## To be done
Using the listing below, please gather every line containing the word "this".

## Material provided
══════════════════════════════

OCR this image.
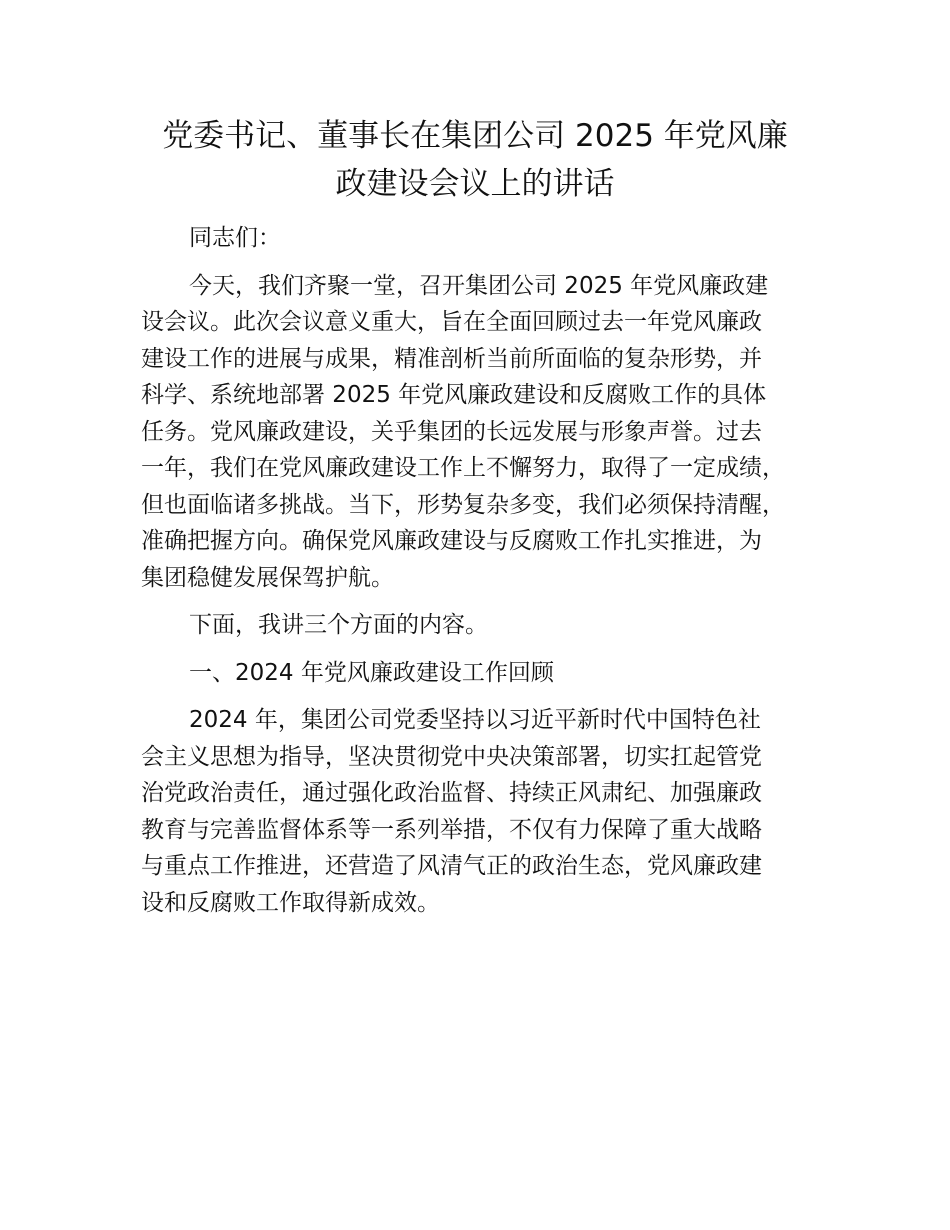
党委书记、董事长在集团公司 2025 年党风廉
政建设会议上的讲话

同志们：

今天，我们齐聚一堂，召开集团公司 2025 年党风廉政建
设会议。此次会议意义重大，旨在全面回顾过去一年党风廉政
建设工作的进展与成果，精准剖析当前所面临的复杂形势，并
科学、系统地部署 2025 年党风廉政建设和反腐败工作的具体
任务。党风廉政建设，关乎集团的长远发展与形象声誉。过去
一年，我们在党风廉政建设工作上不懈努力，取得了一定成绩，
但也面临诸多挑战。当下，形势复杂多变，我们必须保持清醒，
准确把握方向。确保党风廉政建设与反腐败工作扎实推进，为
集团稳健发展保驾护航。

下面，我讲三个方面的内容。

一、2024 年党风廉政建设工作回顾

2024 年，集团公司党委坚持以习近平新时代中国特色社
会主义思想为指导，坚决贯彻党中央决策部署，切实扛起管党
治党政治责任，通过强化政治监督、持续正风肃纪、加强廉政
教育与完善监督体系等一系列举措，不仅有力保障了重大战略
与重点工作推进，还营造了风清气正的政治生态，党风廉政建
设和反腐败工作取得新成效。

══════════════════════════════

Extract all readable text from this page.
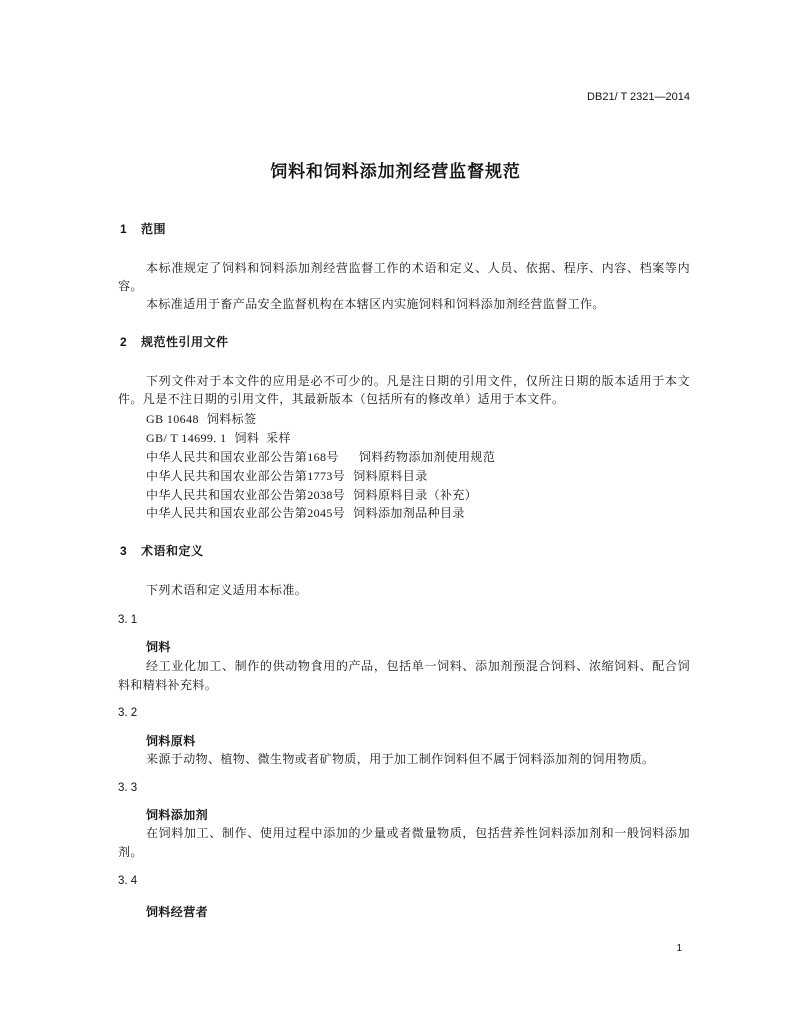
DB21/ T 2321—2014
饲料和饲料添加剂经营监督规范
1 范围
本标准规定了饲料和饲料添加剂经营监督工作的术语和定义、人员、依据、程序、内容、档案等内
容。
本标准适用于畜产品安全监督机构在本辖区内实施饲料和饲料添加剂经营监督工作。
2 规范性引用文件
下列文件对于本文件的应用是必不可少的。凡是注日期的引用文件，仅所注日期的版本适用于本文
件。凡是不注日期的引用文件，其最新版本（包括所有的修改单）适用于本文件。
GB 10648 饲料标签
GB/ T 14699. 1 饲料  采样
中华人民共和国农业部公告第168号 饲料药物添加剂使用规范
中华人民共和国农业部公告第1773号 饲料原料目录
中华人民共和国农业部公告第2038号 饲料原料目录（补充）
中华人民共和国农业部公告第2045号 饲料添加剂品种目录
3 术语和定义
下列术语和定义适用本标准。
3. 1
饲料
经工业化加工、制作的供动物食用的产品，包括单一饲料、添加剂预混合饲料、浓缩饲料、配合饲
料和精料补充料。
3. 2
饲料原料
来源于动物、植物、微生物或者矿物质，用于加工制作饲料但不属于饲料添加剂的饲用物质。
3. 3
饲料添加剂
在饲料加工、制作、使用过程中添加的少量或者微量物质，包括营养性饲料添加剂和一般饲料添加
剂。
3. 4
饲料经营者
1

══════════════════════════════

## Task result
OCR this image.
Extract all readable text from this page.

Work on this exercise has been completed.